Each entry below should be written out exactly as it is, with no pictures.

-- Rows from a figure dataset --
....
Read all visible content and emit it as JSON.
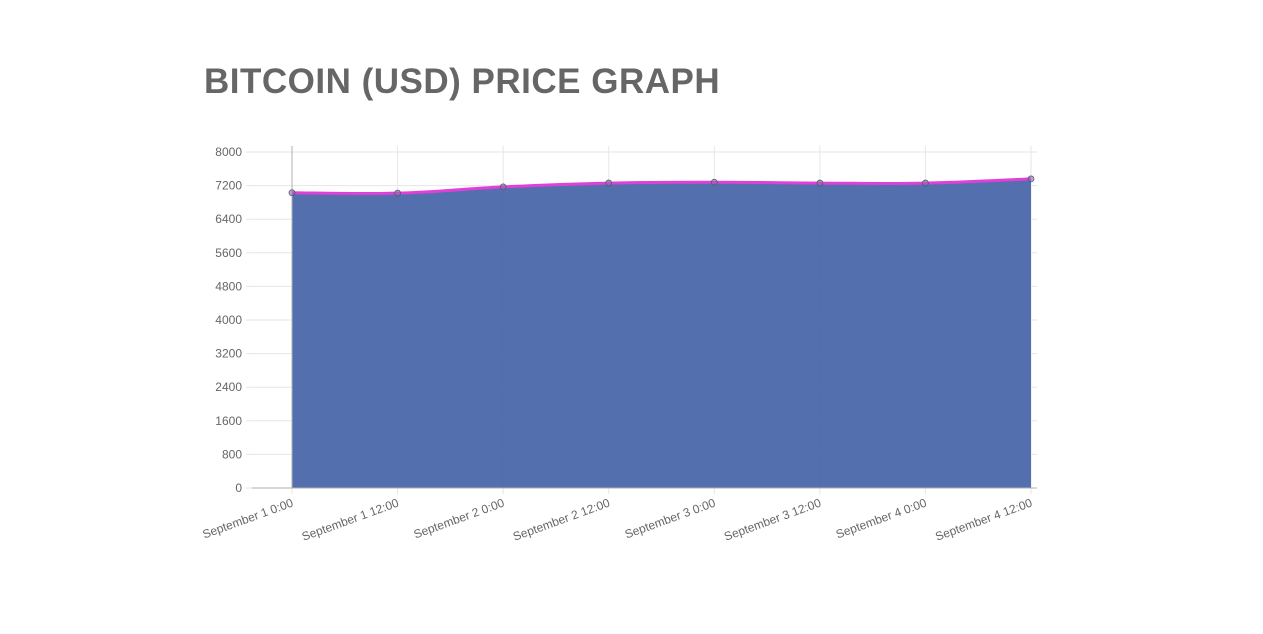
{
  "page": {
    "title": "BITCOIN (USD) PRICE GRAPH"
  },
  "colors": {
    "area_fill": "#4a67aa",
    "line": "#e040d8",
    "grid": "#e6e6e6",
    "axis": "#b0b0b0",
    "text": "#666666",
    "point": "#8a6ea8"
  },
  "chart_data": {
    "type": "area",
    "title": "BITCOIN (USD) PRICE GRAPH",
    "xlabel": "",
    "ylabel": "",
    "categories": [
      "September 1 0:00",
      "September 1 12:00",
      "September 2 0:00",
      "September 2 12:00",
      "September 3 0:00",
      "September 3 12:00",
      "September 4 0:00",
      "September 4 12:00"
    ],
    "series": [
      {
        "values": [
          7030,
          7020,
          7170,
          7260,
          7280,
          7260,
          7260,
          7360
        ]
      }
    ],
    "ylim": [
      0,
      8000
    ],
    "yticks": [
      "0",
      "800",
      "1600",
      "2400",
      "3200",
      "4000",
      "4800",
      "5600",
      "6400",
      "7200",
      "8000"
    ],
    "grid": true,
    "legend": "none"
  }
}
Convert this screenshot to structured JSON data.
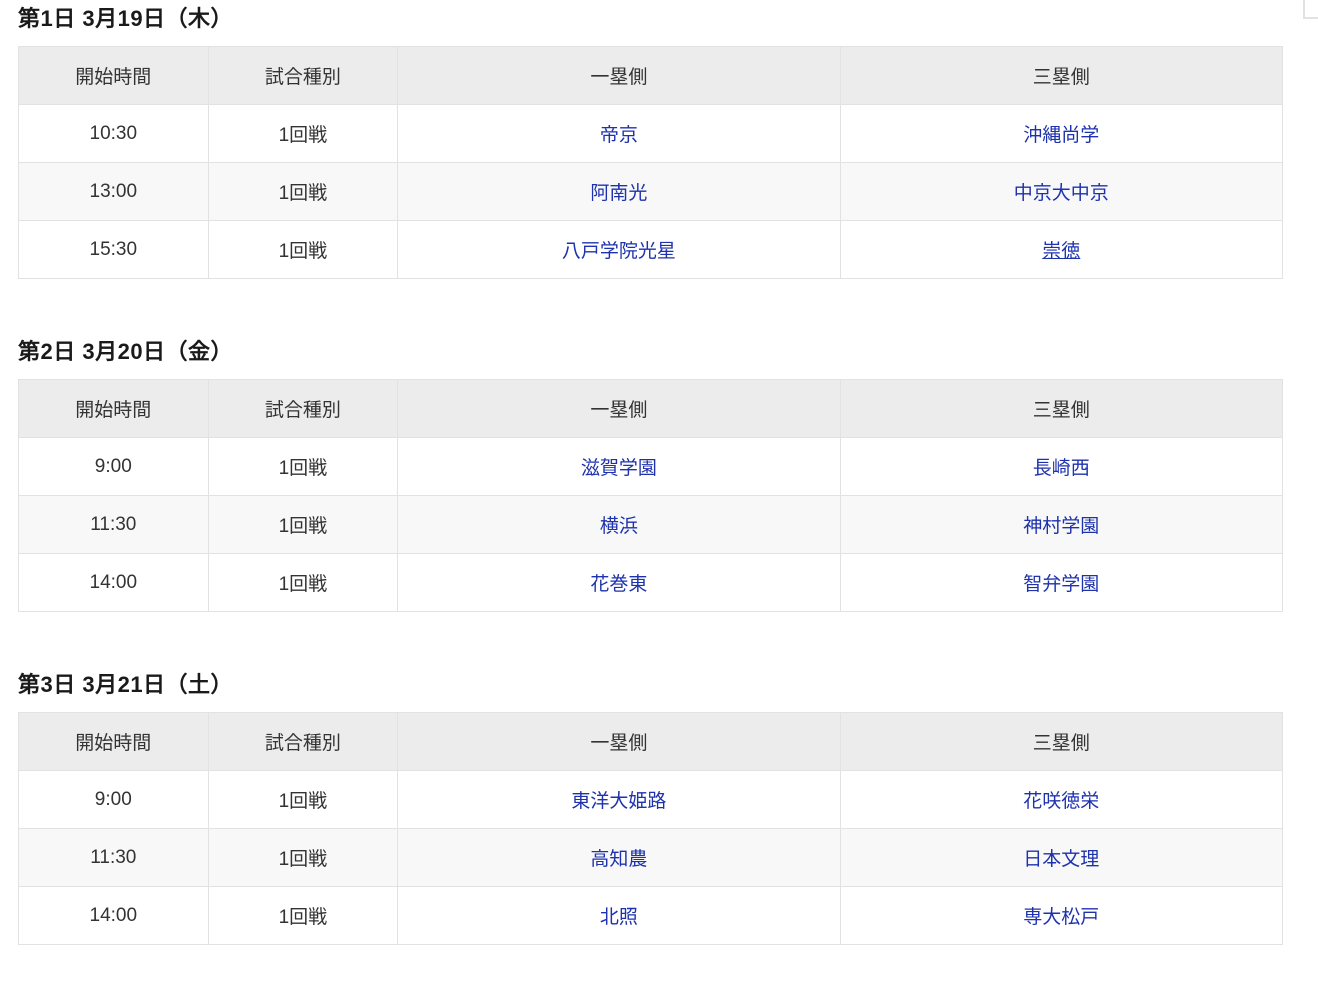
{
  "colors": {
    "link_blue": "#1e32ad",
    "header_bg": "#ececec",
    "stripe_bg": "#f8f8f8",
    "border": "#e2e2e2",
    "text": "#333333"
  },
  "days": [
    {
      "title": "第1日 3月19日（木）",
      "headers": [
        "開始時間",
        "試合種別",
        "一塁側",
        "三塁側"
      ],
      "rows": [
        {
          "time": "10:30",
          "type": "1回戦",
          "first": "帝京",
          "third": "沖縄尚学"
        },
        {
          "time": "13:00",
          "type": "1回戦",
          "first": "阿南光",
          "third": "中京大中京"
        },
        {
          "time": "15:30",
          "type": "1回戦",
          "first": "八戸学院光星",
          "third": "崇徳"
        }
      ]
    },
    {
      "title": "第2日 3月20日（金）",
      "headers": [
        "開始時間",
        "試合種別",
        "一塁側",
        "三塁側"
      ],
      "rows": [
        {
          "time": "9:00",
          "type": "1回戦",
          "first": "滋賀学園",
          "third": "長崎西"
        },
        {
          "time": "11:30",
          "type": "1回戦",
          "first": "横浜",
          "third": "神村学園"
        },
        {
          "time": "14:00",
          "type": "1回戦",
          "first": "花巻東",
          "third": "智弁学園"
        }
      ]
    },
    {
      "title": "第3日 3月21日（土）",
      "headers": [
        "開始時間",
        "試合種別",
        "一塁側",
        "三塁側"
      ],
      "rows": [
        {
          "time": "9:00",
          "type": "1回戦",
          "first": "東洋大姫路",
          "third": "花咲徳栄"
        },
        {
          "time": "11:30",
          "type": "1回戦",
          "first": "高知農",
          "third": "日本文理"
        },
        {
          "time": "14:00",
          "type": "1回戦",
          "first": "北照",
          "third": "専大松戸"
        }
      ]
    }
  ]
}
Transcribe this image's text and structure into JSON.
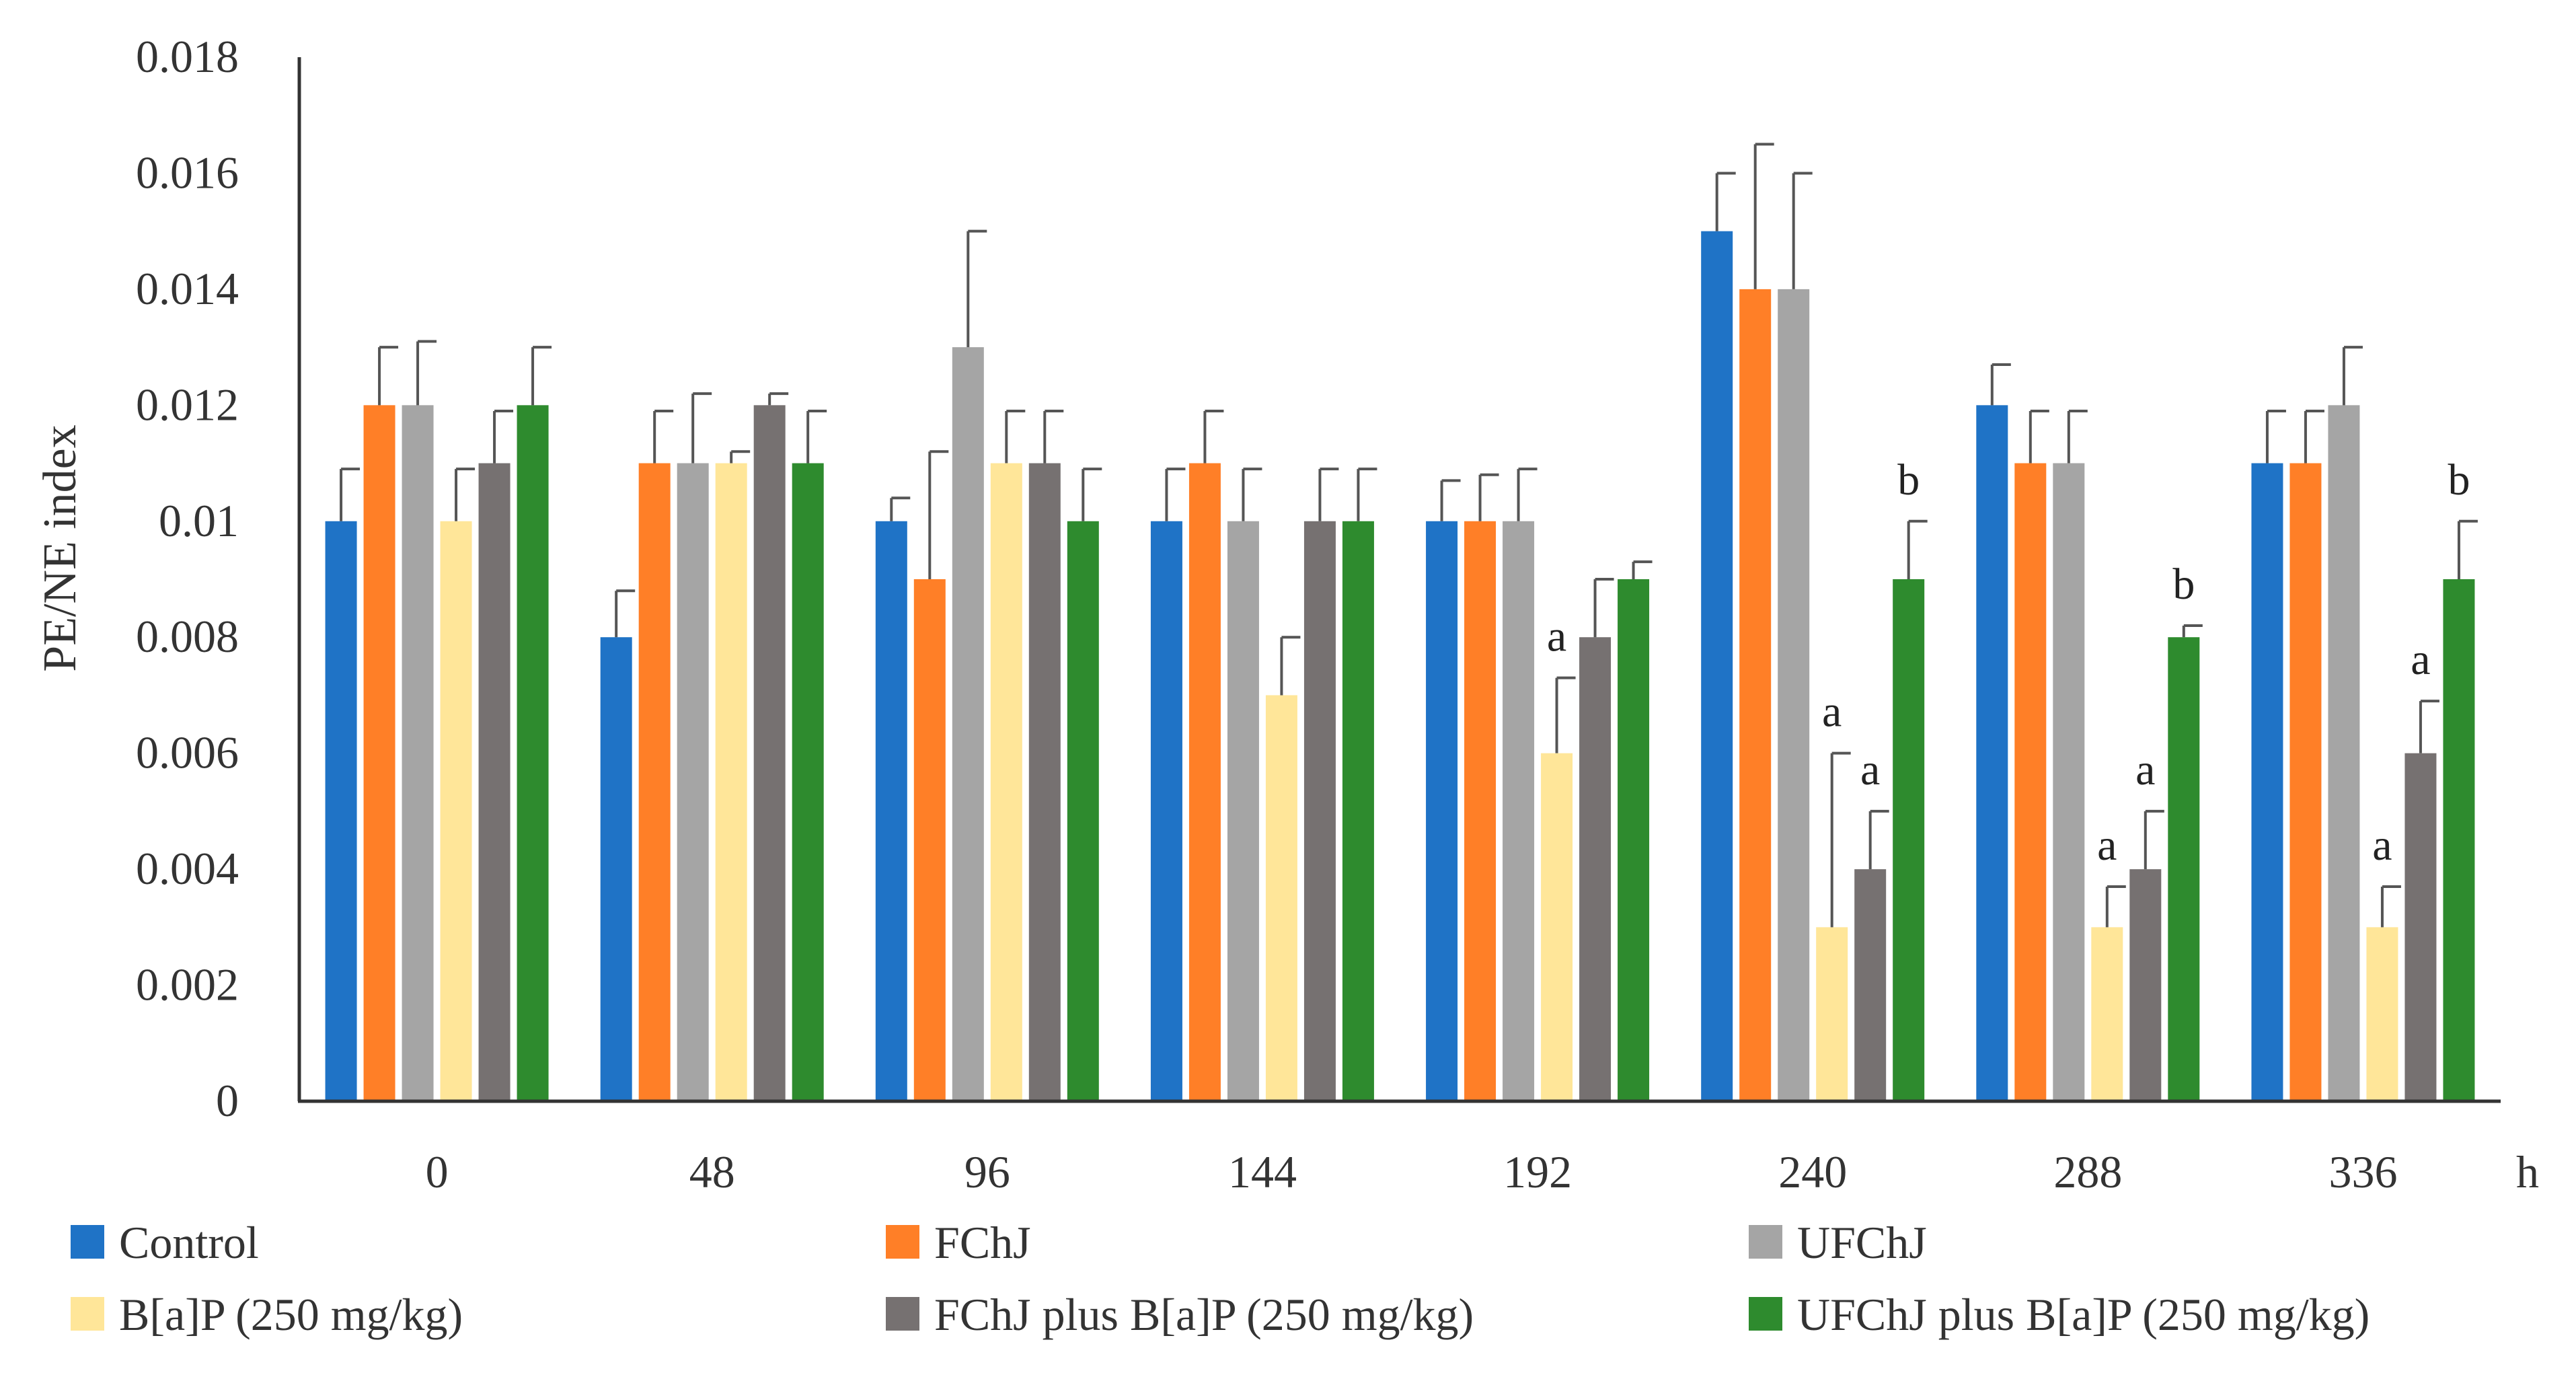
....
-- SOLUTION --
Read all visible content and emit it as JSON.
{
  "page": {
    "title": "BITCOIN (USD) PRICE GRAPH"
  },
  "colors": {
    "area_fill": "#4a67aa",
    "line": "#e040d8",
    "grid": "#e6e6e6",
    "axis": "#b0b0b0",
    "text": "#666666",
    "point": "#8a6ea8"
  },
  "chart_data": {
    "type": "area",
    "title": "BITCOIN (USD) PRICE GRAPH",
    "xlabel": "",
    "ylabel": "",
    "categories": [
      "September 1 0:00",
      "September 1 12:00",
      "September 2 0:00",
      "September 2 12:00",
      "September 3 0:00",
      "September 3 12:00",
      "September 4 0:00",
      "September 4 12:00"
    ],
    "series": [
      {
        "values": [
          7030,
          7020,
          7170,
          7260,
          7280,
          7260,
          7260,
          7360
        ]
      }
    ],
    "ylim": [
      0,
      8000
    ],
    "yticks": [
      "0",
      "800",
      "1600",
      "2400",
      "3200",
      "4000",
      "4800",
      "5600",
      "6400",
      "7200",
      "8000"
    ],
    "grid": true,
    "legend": "none"
  }
}
Convert this screenshot to structured JSON data.
{
  "colors": {
    "link_blue": "#1e32ad",
    "header_bg": "#ececec",
    "stripe_bg": "#f8f8f8",
    "border": "#e2e2e2",
    "text": "#333333"
  },
  "days": [
    {
      "title": "第1日 3月19日（木）",
      "headers": [
        "開始時間",
        "試合種別",
        "一塁側",
        "三塁側"
      ],
      "rows": [
        {
          "time": "10:30",
          "type": "1回戦",
          "first": "帝京",
          "third": "沖縄尚学"
        },
        {
          "time": "13:00",
          "type": "1回戦",
          "first": "阿南光",
          "third": "中京大中京"
        },
        {
          "time": "15:30",
          "type": "1回戦",
          "first": "八戸学院光星",
          "third": "崇徳"
        }
      ]
    },
    {
      "title": "第2日 3月20日（金）",
      "headers": [
        "開始時間",
        "試合種別",
        "一塁側",
        "三塁側"
      ],
      "rows": [
        {
          "time": "9:00",
          "type": "1回戦",
          "first": "滋賀学園",
          "third": "長崎西"
        },
        {
          "time": "11:30",
          "type": "1回戦",
          "first": "横浜",
          "third": "神村学園"
        },
        {
          "time": "14:00",
          "type": "1回戦",
          "first": "花巻東",
          "third": "智弁学園"
        }
      ]
    },
    {
      "title": "第3日 3月21日（土）",
      "headers": [
        "開始時間",
        "試合種別",
        "一塁側",
        "三塁側"
      ],
      "rows": [
        {
          "time": "9:00",
          "type": "1回戦",
          "first": "東洋大姫路",
          "third": "花咲徳栄"
        },
        {
          "time": "11:30",
          "type": "1回戦",
          "first": "高知農",
          "third": "日本文理"
        },
        {
          "time": "14:00",
          "type": "1回戦",
          "first": "北照",
          "third": "専大松戸"
        }
      ]
    }
  ]
}
Transcribe this image's text and structure into JSON.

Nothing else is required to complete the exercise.